■ **Your instructions**: How many lines of these entries hold the string "Eiendommer"? Answer with the number alone.

Dataset rows:
####################
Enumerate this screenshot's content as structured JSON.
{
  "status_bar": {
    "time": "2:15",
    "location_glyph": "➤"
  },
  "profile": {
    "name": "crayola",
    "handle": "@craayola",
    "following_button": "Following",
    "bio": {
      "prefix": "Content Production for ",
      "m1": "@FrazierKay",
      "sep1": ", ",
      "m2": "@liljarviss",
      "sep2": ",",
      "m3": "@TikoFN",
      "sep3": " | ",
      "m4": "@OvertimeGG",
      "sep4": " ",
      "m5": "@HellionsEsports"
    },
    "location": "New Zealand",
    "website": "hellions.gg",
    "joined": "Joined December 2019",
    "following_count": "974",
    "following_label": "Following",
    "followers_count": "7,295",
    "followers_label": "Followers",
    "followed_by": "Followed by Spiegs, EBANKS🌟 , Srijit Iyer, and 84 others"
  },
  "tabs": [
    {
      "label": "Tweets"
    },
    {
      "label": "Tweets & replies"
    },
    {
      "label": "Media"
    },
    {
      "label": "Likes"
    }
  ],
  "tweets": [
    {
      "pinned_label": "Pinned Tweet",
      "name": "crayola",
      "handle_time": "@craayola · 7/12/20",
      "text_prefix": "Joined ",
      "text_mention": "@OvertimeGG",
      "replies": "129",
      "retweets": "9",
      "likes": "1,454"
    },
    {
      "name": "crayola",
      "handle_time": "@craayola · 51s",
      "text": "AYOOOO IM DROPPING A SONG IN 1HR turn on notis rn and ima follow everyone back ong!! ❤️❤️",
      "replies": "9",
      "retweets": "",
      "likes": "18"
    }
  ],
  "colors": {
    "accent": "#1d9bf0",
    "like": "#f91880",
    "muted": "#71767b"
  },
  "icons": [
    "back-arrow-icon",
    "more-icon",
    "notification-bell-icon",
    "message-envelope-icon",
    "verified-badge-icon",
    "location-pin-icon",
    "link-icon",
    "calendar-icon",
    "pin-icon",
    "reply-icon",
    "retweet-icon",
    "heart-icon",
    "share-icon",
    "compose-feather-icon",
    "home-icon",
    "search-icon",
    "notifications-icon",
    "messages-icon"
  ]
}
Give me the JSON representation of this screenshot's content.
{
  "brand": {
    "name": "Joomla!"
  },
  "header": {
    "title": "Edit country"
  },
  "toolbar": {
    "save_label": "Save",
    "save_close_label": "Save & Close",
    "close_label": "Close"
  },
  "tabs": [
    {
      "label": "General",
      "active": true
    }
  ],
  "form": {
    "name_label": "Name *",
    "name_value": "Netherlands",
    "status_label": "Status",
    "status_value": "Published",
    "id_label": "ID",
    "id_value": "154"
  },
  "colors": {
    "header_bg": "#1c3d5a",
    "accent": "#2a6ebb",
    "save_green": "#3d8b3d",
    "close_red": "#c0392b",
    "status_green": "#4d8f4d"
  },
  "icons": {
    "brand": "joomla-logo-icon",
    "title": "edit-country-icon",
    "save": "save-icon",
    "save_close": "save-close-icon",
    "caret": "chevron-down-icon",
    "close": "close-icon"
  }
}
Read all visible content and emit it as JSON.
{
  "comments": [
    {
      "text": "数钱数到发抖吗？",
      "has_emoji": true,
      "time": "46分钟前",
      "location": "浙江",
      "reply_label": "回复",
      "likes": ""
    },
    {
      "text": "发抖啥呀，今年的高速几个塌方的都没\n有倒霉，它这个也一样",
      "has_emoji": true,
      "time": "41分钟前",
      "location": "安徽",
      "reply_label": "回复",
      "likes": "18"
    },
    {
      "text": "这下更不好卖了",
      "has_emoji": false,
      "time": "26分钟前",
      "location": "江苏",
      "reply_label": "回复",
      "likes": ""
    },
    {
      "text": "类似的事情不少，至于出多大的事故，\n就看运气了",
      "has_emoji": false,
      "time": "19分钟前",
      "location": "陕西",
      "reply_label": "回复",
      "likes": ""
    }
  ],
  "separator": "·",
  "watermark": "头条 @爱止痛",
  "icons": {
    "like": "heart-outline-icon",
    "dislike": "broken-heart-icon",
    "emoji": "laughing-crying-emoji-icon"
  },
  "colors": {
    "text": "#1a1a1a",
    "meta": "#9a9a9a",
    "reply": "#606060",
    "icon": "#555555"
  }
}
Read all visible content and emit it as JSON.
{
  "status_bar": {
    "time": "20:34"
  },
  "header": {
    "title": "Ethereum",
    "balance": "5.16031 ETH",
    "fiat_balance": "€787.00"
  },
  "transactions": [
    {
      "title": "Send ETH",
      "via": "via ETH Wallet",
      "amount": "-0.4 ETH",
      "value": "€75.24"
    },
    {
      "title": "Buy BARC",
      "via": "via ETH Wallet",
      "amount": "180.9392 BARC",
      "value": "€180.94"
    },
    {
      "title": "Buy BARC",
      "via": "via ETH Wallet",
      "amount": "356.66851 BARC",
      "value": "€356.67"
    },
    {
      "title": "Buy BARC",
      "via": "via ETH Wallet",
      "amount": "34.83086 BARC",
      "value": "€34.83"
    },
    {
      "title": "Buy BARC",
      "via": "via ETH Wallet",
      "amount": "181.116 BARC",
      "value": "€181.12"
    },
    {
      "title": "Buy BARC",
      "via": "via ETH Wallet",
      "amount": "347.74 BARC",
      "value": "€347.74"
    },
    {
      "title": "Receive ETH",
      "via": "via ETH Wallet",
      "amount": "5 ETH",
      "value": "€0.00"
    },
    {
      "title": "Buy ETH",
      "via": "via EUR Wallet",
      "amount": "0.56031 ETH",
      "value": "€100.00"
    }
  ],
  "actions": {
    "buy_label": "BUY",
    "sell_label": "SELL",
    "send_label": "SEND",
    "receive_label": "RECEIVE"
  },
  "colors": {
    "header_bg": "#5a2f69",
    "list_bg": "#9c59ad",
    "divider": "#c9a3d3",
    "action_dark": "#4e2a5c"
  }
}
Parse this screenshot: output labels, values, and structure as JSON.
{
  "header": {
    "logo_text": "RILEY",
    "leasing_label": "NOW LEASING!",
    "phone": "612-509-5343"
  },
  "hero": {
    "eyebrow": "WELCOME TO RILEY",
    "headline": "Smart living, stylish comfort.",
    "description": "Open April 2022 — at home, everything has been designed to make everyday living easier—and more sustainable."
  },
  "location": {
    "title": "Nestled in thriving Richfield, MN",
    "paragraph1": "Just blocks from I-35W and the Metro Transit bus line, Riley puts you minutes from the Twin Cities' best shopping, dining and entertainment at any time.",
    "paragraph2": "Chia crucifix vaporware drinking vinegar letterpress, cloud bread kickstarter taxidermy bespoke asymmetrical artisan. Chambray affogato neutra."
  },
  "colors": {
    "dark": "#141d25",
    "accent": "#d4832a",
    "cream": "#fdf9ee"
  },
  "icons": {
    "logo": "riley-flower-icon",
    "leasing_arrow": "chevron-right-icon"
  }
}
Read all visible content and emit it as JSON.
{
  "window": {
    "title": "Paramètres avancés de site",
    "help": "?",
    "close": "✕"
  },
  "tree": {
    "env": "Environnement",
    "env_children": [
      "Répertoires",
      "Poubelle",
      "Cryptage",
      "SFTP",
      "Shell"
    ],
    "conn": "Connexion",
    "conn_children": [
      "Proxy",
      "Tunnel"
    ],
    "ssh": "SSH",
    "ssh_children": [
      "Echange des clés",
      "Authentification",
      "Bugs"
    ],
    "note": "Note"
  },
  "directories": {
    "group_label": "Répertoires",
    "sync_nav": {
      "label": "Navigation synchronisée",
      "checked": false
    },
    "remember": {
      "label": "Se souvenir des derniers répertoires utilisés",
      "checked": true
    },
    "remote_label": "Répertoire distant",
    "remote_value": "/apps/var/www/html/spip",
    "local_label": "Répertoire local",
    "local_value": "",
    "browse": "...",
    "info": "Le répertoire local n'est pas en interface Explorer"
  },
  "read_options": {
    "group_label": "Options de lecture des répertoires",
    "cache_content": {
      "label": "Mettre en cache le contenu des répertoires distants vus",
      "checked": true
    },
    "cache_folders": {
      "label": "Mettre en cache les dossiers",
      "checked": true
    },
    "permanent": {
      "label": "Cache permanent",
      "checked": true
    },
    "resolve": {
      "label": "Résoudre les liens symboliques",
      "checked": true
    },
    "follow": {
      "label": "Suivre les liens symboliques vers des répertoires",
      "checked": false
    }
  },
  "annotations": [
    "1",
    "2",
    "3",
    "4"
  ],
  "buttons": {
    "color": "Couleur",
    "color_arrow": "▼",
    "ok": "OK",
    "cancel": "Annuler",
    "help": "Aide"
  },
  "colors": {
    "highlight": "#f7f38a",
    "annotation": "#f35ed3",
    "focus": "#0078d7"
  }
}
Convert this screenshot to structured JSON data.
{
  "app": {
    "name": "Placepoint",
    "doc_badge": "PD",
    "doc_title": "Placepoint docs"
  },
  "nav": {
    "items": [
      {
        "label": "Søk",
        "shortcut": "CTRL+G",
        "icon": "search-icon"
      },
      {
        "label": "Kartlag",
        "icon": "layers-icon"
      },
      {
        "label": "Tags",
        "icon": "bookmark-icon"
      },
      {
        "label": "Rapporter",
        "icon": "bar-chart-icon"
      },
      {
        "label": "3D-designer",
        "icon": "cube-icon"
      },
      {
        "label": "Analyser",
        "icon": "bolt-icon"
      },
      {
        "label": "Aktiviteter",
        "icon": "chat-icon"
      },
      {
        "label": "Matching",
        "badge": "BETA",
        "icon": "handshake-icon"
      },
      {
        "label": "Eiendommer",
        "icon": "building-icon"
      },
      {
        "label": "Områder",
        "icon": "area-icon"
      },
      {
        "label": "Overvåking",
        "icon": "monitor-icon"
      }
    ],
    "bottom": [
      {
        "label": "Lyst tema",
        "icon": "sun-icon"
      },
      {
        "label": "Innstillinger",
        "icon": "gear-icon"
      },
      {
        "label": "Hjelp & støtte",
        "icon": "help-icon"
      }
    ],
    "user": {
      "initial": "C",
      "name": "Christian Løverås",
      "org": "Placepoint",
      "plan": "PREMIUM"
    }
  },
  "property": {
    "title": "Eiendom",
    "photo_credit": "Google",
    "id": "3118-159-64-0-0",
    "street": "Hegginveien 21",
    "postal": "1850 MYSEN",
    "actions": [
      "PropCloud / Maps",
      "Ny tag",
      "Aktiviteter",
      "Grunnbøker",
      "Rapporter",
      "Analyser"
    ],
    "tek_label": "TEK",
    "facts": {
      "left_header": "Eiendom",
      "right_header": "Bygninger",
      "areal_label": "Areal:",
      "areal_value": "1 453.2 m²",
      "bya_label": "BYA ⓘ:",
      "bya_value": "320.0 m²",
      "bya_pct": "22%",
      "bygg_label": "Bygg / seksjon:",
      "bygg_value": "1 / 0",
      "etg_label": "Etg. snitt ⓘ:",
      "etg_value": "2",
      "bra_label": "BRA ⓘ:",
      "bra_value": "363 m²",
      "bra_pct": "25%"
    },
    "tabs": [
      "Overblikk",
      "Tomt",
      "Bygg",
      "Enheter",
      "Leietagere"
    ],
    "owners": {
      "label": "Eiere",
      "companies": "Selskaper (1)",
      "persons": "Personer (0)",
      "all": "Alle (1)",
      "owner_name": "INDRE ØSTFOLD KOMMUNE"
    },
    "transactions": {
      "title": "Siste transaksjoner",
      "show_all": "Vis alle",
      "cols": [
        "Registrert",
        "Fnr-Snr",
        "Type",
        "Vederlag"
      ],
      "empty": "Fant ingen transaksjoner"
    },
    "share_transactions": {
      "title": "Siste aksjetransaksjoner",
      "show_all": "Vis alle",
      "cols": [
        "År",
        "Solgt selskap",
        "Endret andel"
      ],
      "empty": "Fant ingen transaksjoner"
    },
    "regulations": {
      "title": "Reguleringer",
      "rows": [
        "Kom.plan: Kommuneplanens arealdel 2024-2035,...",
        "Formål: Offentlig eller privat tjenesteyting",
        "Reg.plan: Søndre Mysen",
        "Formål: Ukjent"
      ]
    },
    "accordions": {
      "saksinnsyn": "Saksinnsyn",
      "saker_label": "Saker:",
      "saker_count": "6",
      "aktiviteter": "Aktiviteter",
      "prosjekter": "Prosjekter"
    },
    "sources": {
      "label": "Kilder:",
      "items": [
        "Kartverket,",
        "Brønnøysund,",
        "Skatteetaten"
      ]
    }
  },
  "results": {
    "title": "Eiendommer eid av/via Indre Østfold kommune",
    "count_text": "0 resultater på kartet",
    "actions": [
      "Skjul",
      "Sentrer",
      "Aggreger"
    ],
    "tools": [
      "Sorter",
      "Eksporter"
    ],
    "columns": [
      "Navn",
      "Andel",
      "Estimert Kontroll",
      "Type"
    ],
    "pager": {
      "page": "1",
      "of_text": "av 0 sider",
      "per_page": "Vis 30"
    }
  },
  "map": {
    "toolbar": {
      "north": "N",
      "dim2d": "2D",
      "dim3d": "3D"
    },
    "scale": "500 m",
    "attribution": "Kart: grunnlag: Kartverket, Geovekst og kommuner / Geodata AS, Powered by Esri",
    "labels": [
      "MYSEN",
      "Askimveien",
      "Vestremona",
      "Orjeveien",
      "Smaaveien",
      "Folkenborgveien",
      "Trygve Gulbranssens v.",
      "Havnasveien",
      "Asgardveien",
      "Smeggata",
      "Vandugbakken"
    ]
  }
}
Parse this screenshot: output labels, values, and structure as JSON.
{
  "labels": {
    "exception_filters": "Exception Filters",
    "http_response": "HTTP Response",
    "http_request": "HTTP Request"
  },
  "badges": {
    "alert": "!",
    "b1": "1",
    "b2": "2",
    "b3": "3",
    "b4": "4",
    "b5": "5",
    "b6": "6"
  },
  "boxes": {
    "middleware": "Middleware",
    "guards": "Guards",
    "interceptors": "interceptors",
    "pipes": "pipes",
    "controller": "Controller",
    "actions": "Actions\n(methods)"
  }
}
####################
■ **The solution**: 2